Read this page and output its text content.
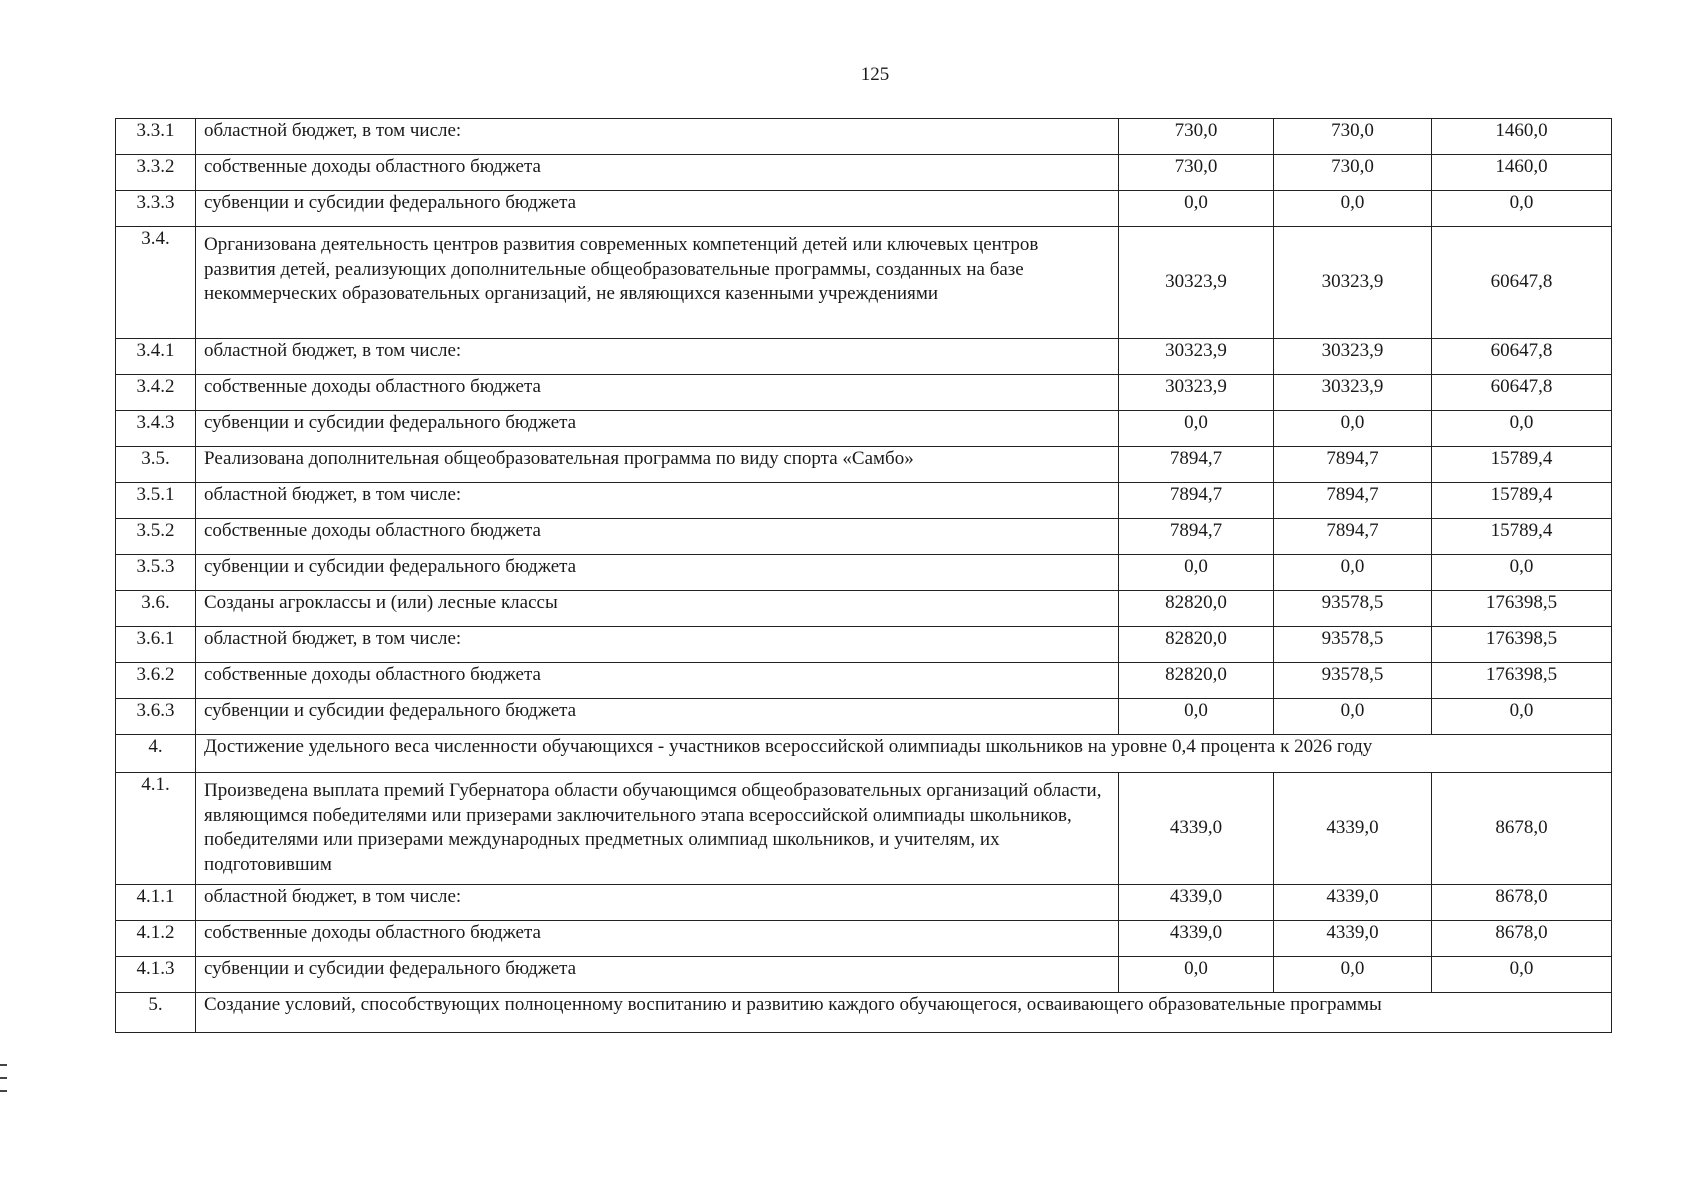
125
3.3.1	областной бюджет, в том числе:	730,0	730,0	1460,0
3.3.2	собственные доходы областного бюджета	730,0	730,0	1460,0
3.3.3	субвенции и субсидии федерального бюджета	0,0	0,0	0,0
3.4.	Организована деятельность центров развития современных компетенций детей или ключевых центров развития детей, реализующих дополнительные общеобразовательные программы, созданных на базе некоммерческих образовательных организаций, не являющихся казенными учреждениями	30323,9	30323,9	60647,8
3.4.1	областной бюджет, в том числе:	30323,9	30323,9	60647,8
3.4.2	собственные доходы областного бюджета	30323,9	30323,9	60647,8
3.4.3	субвенции и субсидии федерального бюджета	0,0	0,0	0,0
3.5.	Реализована дополнительная общеобразовательная программа по виду спорта «Самбо»	7894,7	7894,7	15789,4
3.5.1	областной бюджет, в том числе:	7894,7	7894,7	15789,4
3.5.2	собственные доходы областного бюджета	7894,7	7894,7	15789,4
3.5.3	субвенции и субсидии федерального бюджета	0,0	0,0	0,0
3.6.	Созданы агроклассы и (или) лесные классы	82820,0	93578,5	176398,5
3.6.1	областной бюджет, в том числе:	82820,0	93578,5	176398,5
3.6.2	собственные доходы областного бюджета	82820,0	93578,5	176398,5
3.6.3	субвенции и субсидии федерального бюджета	0,0	0,0	0,0
4.	Достижение удельного веса численности обучающихся - участников всероссийской олимпиады школьников на уровне 0,4 процента к 2026 году			
4.1.	Произведена выплата премий Губернатора области обучающимся общеобразовательных организаций области, являющимся победителями или призерами заключительного этапа всероссийской олимпиады школьников, победителями или призерами международных предметных олимпиад школьников, и учителям, их подготовившим	4339,0	4339,0	8678,0
4.1.1	областной бюджет, в том числе:	4339,0	4339,0	8678,0
4.1.2	собственные доходы областного бюджета	4339,0	4339,0	8678,0
4.1.3	субвенции и субсидии федерального бюджета	0,0	0,0	0,0
5.	Создание условий, способствующих полноценному воспитанию и развитию каждого обучающегося, осваивающего образовательные программы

[EXERCISE DETAILS] Filter the records above for lines containing the word "организаций", and copy those lines.

[RESPONSE TO THIS TASK]
3.4.	Организована деятельность центров развития современных компетенций детей или ключевых центров развития детей, реализующих дополнительные общеобразовательные программы, созданных на базе некоммерческих образовательных организаций, не являющихся казенными учреждениями	30323,9	30323,9	60647,8
4.1.	Произведена выплата премий Губернатора области обучающимся общеобразовательных организаций области, являющимся победителями или призерами заключительного этапа всероссийской олимпиады школьников, победителями или призерами международных предметных олимпиад школьников, и учителям, их подготовившим	4339,0	4339,0	8678,0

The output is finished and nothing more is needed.